» **Work to do**: All of the data below must be repeated exactly.

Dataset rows
┌────────
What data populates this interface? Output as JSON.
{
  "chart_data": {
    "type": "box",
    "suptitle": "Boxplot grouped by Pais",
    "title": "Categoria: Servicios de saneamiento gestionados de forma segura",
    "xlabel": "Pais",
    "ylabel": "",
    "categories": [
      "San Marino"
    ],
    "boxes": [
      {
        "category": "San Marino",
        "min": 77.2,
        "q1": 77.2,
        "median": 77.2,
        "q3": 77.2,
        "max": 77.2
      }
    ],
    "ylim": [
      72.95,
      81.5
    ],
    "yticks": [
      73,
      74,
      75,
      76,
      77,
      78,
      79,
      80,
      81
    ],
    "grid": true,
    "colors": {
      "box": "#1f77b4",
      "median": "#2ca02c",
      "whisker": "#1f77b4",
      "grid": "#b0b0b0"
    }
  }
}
└────────
» **Exercise solution**:
What data populates this interface? Output as JSON.
{
  "chart_data": {
    "type": "box",
    "suptitle": "Boxplot grouped by Pais",
    "title": "Categoria: Servicios de saneamiento gestionados de forma segura",
    "xlabel": "Pais",
    "ylabel": "",
    "categories": [
      "San Marino"
    ],
    "boxes": [
      {
        "category": "San Marino",
        "min": 77.2,
        "q1": 77.2,
        "median": 77.2,
        "q3": 77.2,
        "max": 77.2
      }
    ],
    "ylim": [
      72.95,
      81.5
    ],
    "yticks": [
      73,
      74,
      75,
      76,
      77,
      78,
      79,
      80,
      81
    ],
    "grid": true,
    "colors": {
      "box": "#1f77b4",
      "median": "#2ca02c",
      "whisker": "#1f77b4",
      "grid": "#b0b0b0"
    }
  }
}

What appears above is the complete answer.